SET PROBLEM: Extract each line bearing the word "this".

RECORDS SUPPLIED:
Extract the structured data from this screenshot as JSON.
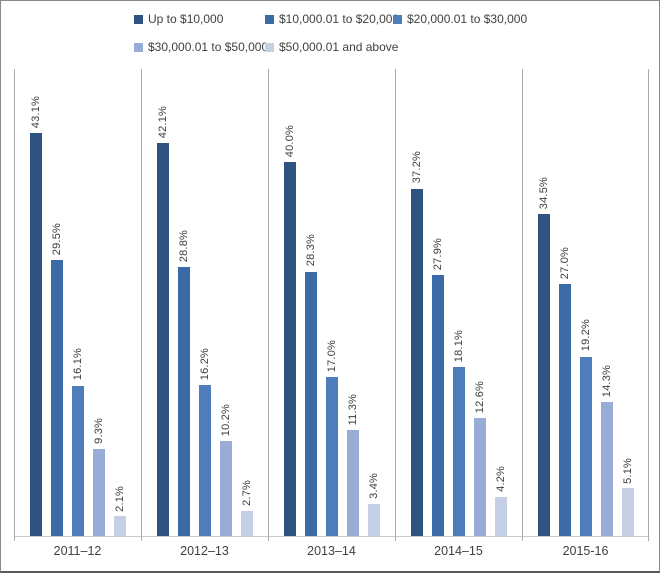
{
  "chart_data": {
    "type": "bar",
    "title": "",
    "xlabel": "",
    "ylabel": "",
    "ylim": [
      0,
      50
    ],
    "legend_position": "top",
    "grid": "vertical-category-separators",
    "data_labels": "rotated 90deg, percent with one decimal",
    "categories": [
      "2011–12",
      "2012–13",
      "2013–14",
      "2014–15",
      "2015-16"
    ],
    "series": [
      {
        "name": "Up to $10,000",
        "color": "#2E5380",
        "values": [
          43.1,
          42.1,
          40.0,
          37.2,
          34.5
        ]
      },
      {
        "name": "$10,000.01 to $20,000",
        "color": "#3A6BA6",
        "values": [
          29.5,
          28.8,
          28.3,
          27.9,
          27.0
        ]
      },
      {
        "name": "$20,000.01 to $30,000",
        "color": "#4E7DBB",
        "values": [
          16.1,
          16.2,
          17.0,
          18.1,
          19.2
        ]
      },
      {
        "name": "$30,000.01 to $50,000",
        "color": "#98ACD5",
        "values": [
          9.3,
          10.2,
          11.3,
          12.6,
          14.3
        ]
      },
      {
        "name": "$50,000.01 and above",
        "color": "#C6D0E5",
        "values": [
          2.1,
          2.7,
          3.4,
          4.2,
          5.1
        ]
      }
    ]
  },
  "colors": {
    "axis_line": "#C9C9C9",
    "separator_line": "#ABABAB",
    "data_label_text": "#3D3D3D",
    "category_label_text": "#404040",
    "legend_text": "#404040",
    "frame_border": "#898989",
    "background": "#FFFFFF"
  }
}
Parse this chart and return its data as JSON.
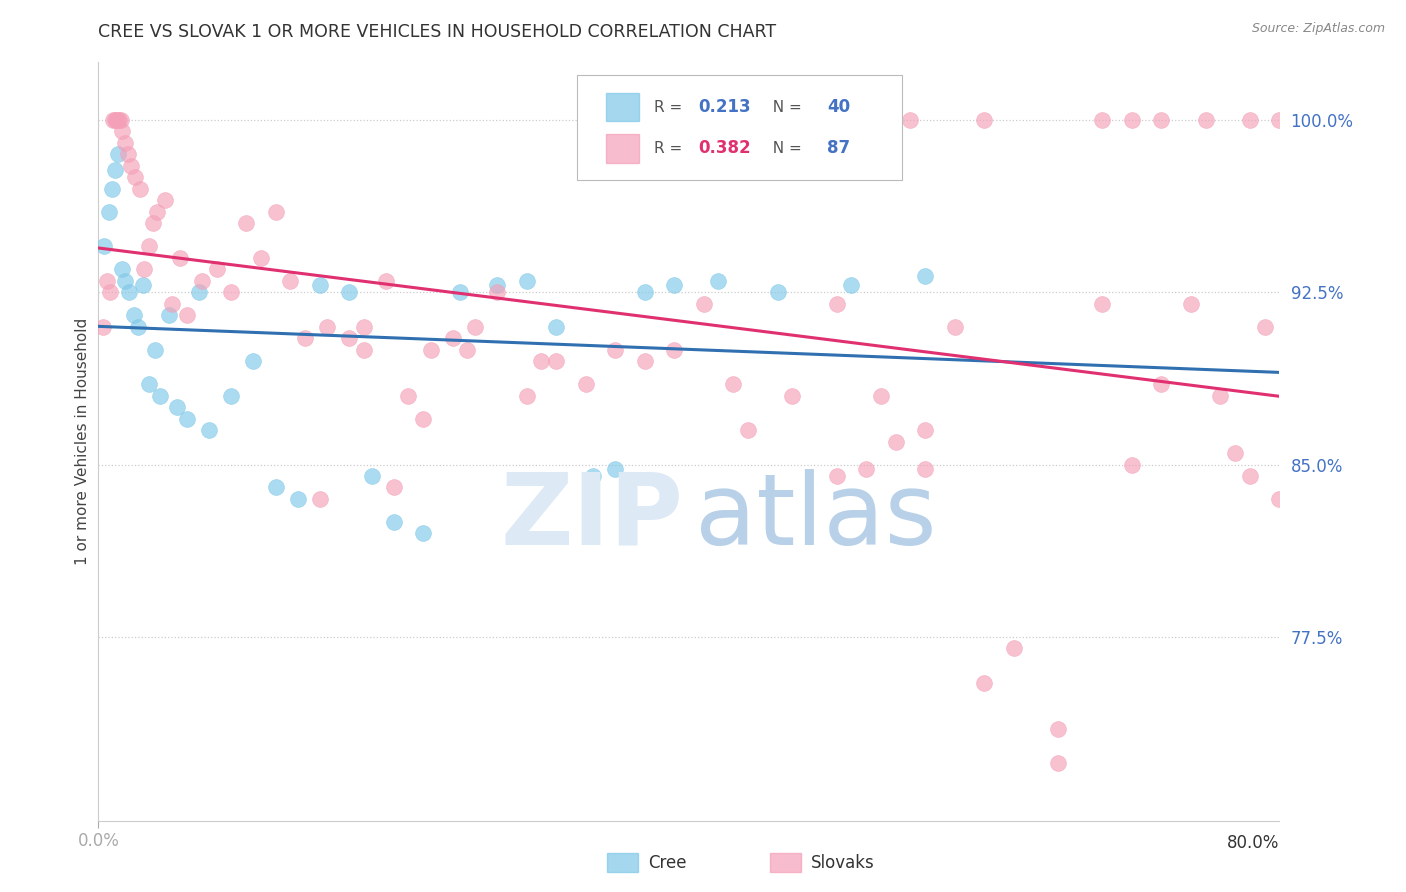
{
  "title": "CREE VS SLOVAK 1 OR MORE VEHICLES IN HOUSEHOLD CORRELATION CHART",
  "source": "Source: ZipAtlas.com",
  "ylabel": "1 or more Vehicles in Household",
  "x_tick_left": "0.0%",
  "x_tick_right": "80.0%",
  "y_ticks": [
    77.5,
    85.0,
    92.5,
    100.0
  ],
  "legend_R1": "0.213",
  "legend_N1": "40",
  "legend_R2": "0.382",
  "legend_N2": "87",
  "cree_color": "#7fc8e8",
  "slovak_color": "#f4a0b8",
  "cree_line_color": "#3070b0",
  "slovak_line_color": "#e03070",
  "right_label_color": "#4472c4",
  "grid_color": "#cccccc",
  "background_color": "#ffffff",
  "x_min": 0.0,
  "x_max": 80.0,
  "y_min": 69.5,
  "y_max": 102.5,
  "cree_x": [
    0.4,
    0.7,
    0.9,
    1.1,
    1.3,
    1.6,
    1.8,
    2.1,
    2.4,
    2.7,
    3.0,
    3.4,
    3.8,
    4.2,
    4.8,
    5.3,
    6.0,
    6.8,
    7.5,
    9.0,
    10.5,
    12.0,
    13.5,
    15.0,
    17.0,
    18.5,
    20.0,
    22.0,
    24.5,
    27.0,
    29.0,
    31.0,
    33.5,
    35.0,
    37.0,
    39.0,
    42.0,
    46.0,
    51.0,
    56.0
  ],
  "cree_y": [
    94.5,
    96.0,
    97.0,
    97.8,
    98.5,
    93.5,
    93.0,
    92.5,
    91.5,
    91.0,
    92.8,
    88.5,
    90.0,
    88.0,
    91.5,
    87.5,
    87.0,
    92.5,
    86.5,
    88.0,
    89.5,
    84.0,
    83.5,
    92.8,
    92.5,
    84.5,
    82.5,
    82.0,
    92.5,
    92.8,
    93.0,
    91.0,
    84.5,
    84.8,
    92.5,
    92.8,
    93.0,
    92.5,
    92.8,
    93.2
  ],
  "slovak_x": [
    0.3,
    0.6,
    0.8,
    1.0,
    1.1,
    1.2,
    1.3,
    1.4,
    1.5,
    1.6,
    1.8,
    2.0,
    2.2,
    2.5,
    2.8,
    3.1,
    3.4,
    3.7,
    4.0,
    4.5,
    5.0,
    5.5,
    6.0,
    7.0,
    8.0,
    9.0,
    10.0,
    11.0,
    12.0,
    13.0,
    14.0,
    15.5,
    17.0,
    18.0,
    19.5,
    21.0,
    22.5,
    24.0,
    25.5,
    27.0,
    29.0,
    31.0,
    33.0,
    35.0,
    37.0,
    39.0,
    41.0,
    44.0,
    47.0,
    50.0,
    53.0,
    56.0,
    43.0,
    15.0,
    22.0,
    30.0,
    68.0,
    70.0,
    72.0,
    74.0,
    76.0,
    77.0,
    78.0,
    79.0,
    80.0,
    18.0,
    20.0,
    25.0,
    50.0,
    52.0,
    54.0,
    56.0,
    58.0,
    60.0,
    62.0,
    65.0,
    68.0,
    70.0,
    72.0,
    75.0,
    78.0,
    80.0,
    45.0,
    50.0,
    55.0,
    60.0,
    65.0
  ],
  "slovak_y": [
    91.0,
    93.0,
    92.5,
    100.0,
    100.0,
    100.0,
    100.0,
    100.0,
    100.0,
    99.5,
    99.0,
    98.5,
    98.0,
    97.5,
    97.0,
    93.5,
    94.5,
    95.5,
    96.0,
    96.5,
    92.0,
    94.0,
    91.5,
    93.0,
    93.5,
    92.5,
    95.5,
    94.0,
    96.0,
    93.0,
    90.5,
    91.0,
    90.5,
    91.0,
    93.0,
    88.0,
    90.0,
    90.5,
    91.0,
    92.5,
    88.0,
    89.5,
    88.5,
    90.0,
    89.5,
    90.0,
    92.0,
    86.5,
    88.0,
    92.0,
    88.0,
    86.5,
    88.5,
    83.5,
    87.0,
    89.5,
    92.0,
    85.0,
    88.5,
    92.0,
    88.0,
    85.5,
    84.5,
    91.0,
    83.5,
    90.0,
    84.0,
    90.0,
    84.5,
    84.8,
    86.0,
    84.8,
    91.0,
    75.5,
    77.0,
    73.5,
    100.0,
    100.0,
    100.0,
    100.0,
    100.0,
    100.0,
    100.0,
    100.0,
    100.0,
    100.0,
    72.0
  ]
}
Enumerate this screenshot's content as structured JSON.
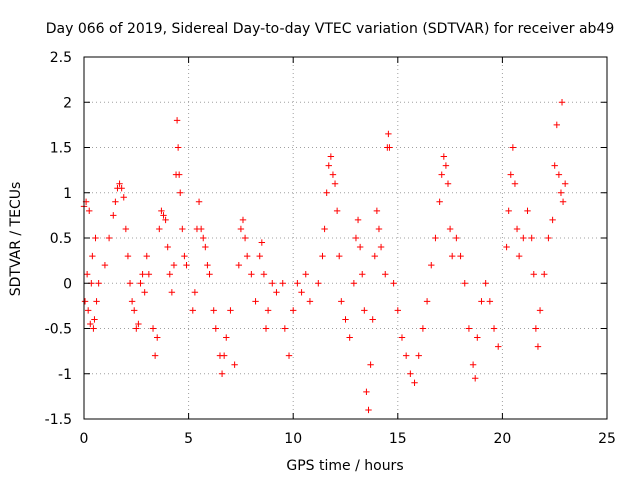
{
  "chart_data": {
    "type": "scatter",
    "title": "Day 066 of 2019, Sidereal Day-to-day VTEC variation (SDTVAR) for receiver ab49",
    "xlabel": "GPS time / hours",
    "ylabel": "SDTVAR / TECUs",
    "xlim": [
      0,
      25
    ],
    "ylim": [
      -1.5,
      2.5
    ],
    "xticks": [
      0,
      5,
      10,
      15,
      20,
      25
    ],
    "yticks": [
      -1.5,
      -1,
      -0.5,
      0,
      0.5,
      1,
      1.5,
      2,
      2.5
    ],
    "xtick_labels": [
      "0",
      "5",
      "10",
      "15",
      "20",
      "25"
    ],
    "ytick_labels": [
      "-1.5",
      "-1",
      "-0.5",
      "0",
      "0.5",
      "1",
      "1.5",
      "2",
      "2.5"
    ],
    "grid": true,
    "marker": "+",
    "color": "#ff0000",
    "x_range_of_data": [
      0,
      23
    ],
    "series": [
      {
        "name": "SDTVAR",
        "points": [
          [
            0.0,
            0.85
          ],
          [
            0.05,
            -0.2
          ],
          [
            0.1,
            0.9
          ],
          [
            0.15,
            0.1
          ],
          [
            0.2,
            -0.3
          ],
          [
            0.25,
            0.8
          ],
          [
            0.3,
            -0.45
          ],
          [
            0.35,
            0.0
          ],
          [
            0.4,
            0.3
          ],
          [
            0.45,
            -0.5
          ],
          [
            0.5,
            -0.4
          ],
          [
            0.55,
            0.5
          ],
          [
            0.6,
            -0.2
          ],
          [
            0.7,
            0.0
          ],
          [
            1.0,
            0.2
          ],
          [
            1.2,
            0.5
          ],
          [
            1.4,
            0.75
          ],
          [
            1.5,
            0.9
          ],
          [
            1.6,
            1.05
          ],
          [
            1.7,
            1.1
          ],
          [
            1.8,
            1.05
          ],
          [
            1.9,
            0.95
          ],
          [
            2.0,
            0.6
          ],
          [
            2.1,
            0.3
          ],
          [
            2.2,
            0.0
          ],
          [
            2.3,
            -0.2
          ],
          [
            2.4,
            -0.3
          ],
          [
            2.5,
            -0.5
          ],
          [
            2.6,
            -0.45
          ],
          [
            2.7,
            0.0
          ],
          [
            2.8,
            0.1
          ],
          [
            2.9,
            -0.1
          ],
          [
            3.0,
            0.3
          ],
          [
            3.1,
            0.1
          ],
          [
            3.3,
            -0.5
          ],
          [
            3.4,
            -0.8
          ],
          [
            3.5,
            -0.6
          ],
          [
            3.6,
            0.6
          ],
          [
            3.7,
            0.8
          ],
          [
            3.8,
            0.75
          ],
          [
            3.9,
            0.7
          ],
          [
            4.0,
            0.4
          ],
          [
            4.1,
            0.1
          ],
          [
            4.2,
            -0.1
          ],
          [
            4.3,
            0.2
          ],
          [
            4.4,
            1.2
          ],
          [
            4.45,
            1.8
          ],
          [
            4.5,
            1.5
          ],
          [
            4.55,
            1.2
          ],
          [
            4.6,
            1.0
          ],
          [
            4.7,
            0.6
          ],
          [
            4.8,
            0.3
          ],
          [
            4.9,
            0.2
          ],
          [
            5.2,
            -0.3
          ],
          [
            5.3,
            -0.1
          ],
          [
            5.4,
            0.6
          ],
          [
            5.5,
            0.9
          ],
          [
            5.6,
            0.6
          ],
          [
            5.7,
            0.5
          ],
          [
            5.8,
            0.4
          ],
          [
            5.9,
            0.2
          ],
          [
            6.0,
            0.1
          ],
          [
            6.2,
            -0.3
          ],
          [
            6.3,
            -0.5
          ],
          [
            6.5,
            -0.8
          ],
          [
            6.6,
            -1.0
          ],
          [
            6.7,
            -0.8
          ],
          [
            6.8,
            -0.6
          ],
          [
            7.0,
            -0.3
          ],
          [
            7.2,
            -0.9
          ],
          [
            7.4,
            0.2
          ],
          [
            7.5,
            0.6
          ],
          [
            7.6,
            0.7
          ],
          [
            7.7,
            0.5
          ],
          [
            7.8,
            0.3
          ],
          [
            8.0,
            0.1
          ],
          [
            8.2,
            -0.2
          ],
          [
            8.4,
            0.3
          ],
          [
            8.5,
            0.45
          ],
          [
            8.6,
            0.1
          ],
          [
            8.7,
            -0.5
          ],
          [
            8.8,
            -0.3
          ],
          [
            9.0,
            0.0
          ],
          [
            9.2,
            -0.1
          ],
          [
            9.5,
            0.0
          ],
          [
            9.6,
            -0.5
          ],
          [
            9.8,
            -0.8
          ],
          [
            10.0,
            -0.3
          ],
          [
            10.2,
            0.0
          ],
          [
            10.4,
            -0.1
          ],
          [
            10.6,
            0.1
          ],
          [
            10.8,
            -0.2
          ],
          [
            11.2,
            0.0
          ],
          [
            11.4,
            0.3
          ],
          [
            11.5,
            0.6
          ],
          [
            11.6,
            1.0
          ],
          [
            11.7,
            1.3
          ],
          [
            11.8,
            1.4
          ],
          [
            11.9,
            1.2
          ],
          [
            12.0,
            1.1
          ],
          [
            12.1,
            0.8
          ],
          [
            12.2,
            0.3
          ],
          [
            12.3,
            -0.2
          ],
          [
            12.5,
            -0.4
          ],
          [
            12.7,
            -0.6
          ],
          [
            12.9,
            0.0
          ],
          [
            13.0,
            0.5
          ],
          [
            13.1,
            0.7
          ],
          [
            13.2,
            0.4
          ],
          [
            13.3,
            0.1
          ],
          [
            13.4,
            -0.3
          ],
          [
            13.5,
            -1.2
          ],
          [
            13.6,
            -1.4
          ],
          [
            13.7,
            -0.9
          ],
          [
            13.8,
            -0.4
          ],
          [
            13.9,
            0.3
          ],
          [
            14.0,
            0.8
          ],
          [
            14.1,
            0.6
          ],
          [
            14.2,
            0.4
          ],
          [
            14.4,
            0.1
          ],
          [
            14.5,
            1.5
          ],
          [
            14.55,
            1.65
          ],
          [
            14.6,
            1.5
          ],
          [
            14.8,
            0.0
          ],
          [
            15.0,
            -0.3
          ],
          [
            15.2,
            -0.6
          ],
          [
            15.4,
            -0.8
          ],
          [
            15.6,
            -1.0
          ],
          [
            15.8,
            -1.1
          ],
          [
            16.0,
            -0.8
          ],
          [
            16.2,
            -0.5
          ],
          [
            16.4,
            -0.2
          ],
          [
            16.6,
            0.2
          ],
          [
            16.8,
            0.5
          ],
          [
            17.0,
            0.9
          ],
          [
            17.1,
            1.2
          ],
          [
            17.2,
            1.4
          ],
          [
            17.3,
            1.3
          ],
          [
            17.4,
            1.1
          ],
          [
            17.5,
            0.6
          ],
          [
            17.6,
            0.3
          ],
          [
            17.8,
            0.5
          ],
          [
            18.0,
            0.3
          ],
          [
            18.2,
            0.0
          ],
          [
            18.4,
            -0.5
          ],
          [
            18.6,
            -0.9
          ],
          [
            18.7,
            -1.05
          ],
          [
            18.8,
            -0.6
          ],
          [
            19.0,
            -0.2
          ],
          [
            19.2,
            0.0
          ],
          [
            19.4,
            -0.2
          ],
          [
            19.6,
            -0.5
          ],
          [
            19.8,
            -0.7
          ],
          [
            20.2,
            0.4
          ],
          [
            20.3,
            0.8
          ],
          [
            20.4,
            1.2
          ],
          [
            20.5,
            1.5
          ],
          [
            20.6,
            1.1
          ],
          [
            20.7,
            0.6
          ],
          [
            20.8,
            0.3
          ],
          [
            21.0,
            0.5
          ],
          [
            21.2,
            0.8
          ],
          [
            21.4,
            0.5
          ],
          [
            21.5,
            0.1
          ],
          [
            21.6,
            -0.5
          ],
          [
            21.7,
            -0.7
          ],
          [
            21.8,
            -0.3
          ],
          [
            22.0,
            0.1
          ],
          [
            22.2,
            0.5
          ],
          [
            22.4,
            0.7
          ],
          [
            22.5,
            1.3
          ],
          [
            22.6,
            1.75
          ],
          [
            22.7,
            1.2
          ],
          [
            22.8,
            1.0
          ],
          [
            22.85,
            2.0
          ],
          [
            22.9,
            0.9
          ],
          [
            23.0,
            1.1
          ]
        ]
      }
    ]
  }
}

RESULT BELOW:
Extract the structured data from this screenshot as JSON.
Parse this chart and return its data as JSON.
Enumerate this screenshot's content as structured JSON.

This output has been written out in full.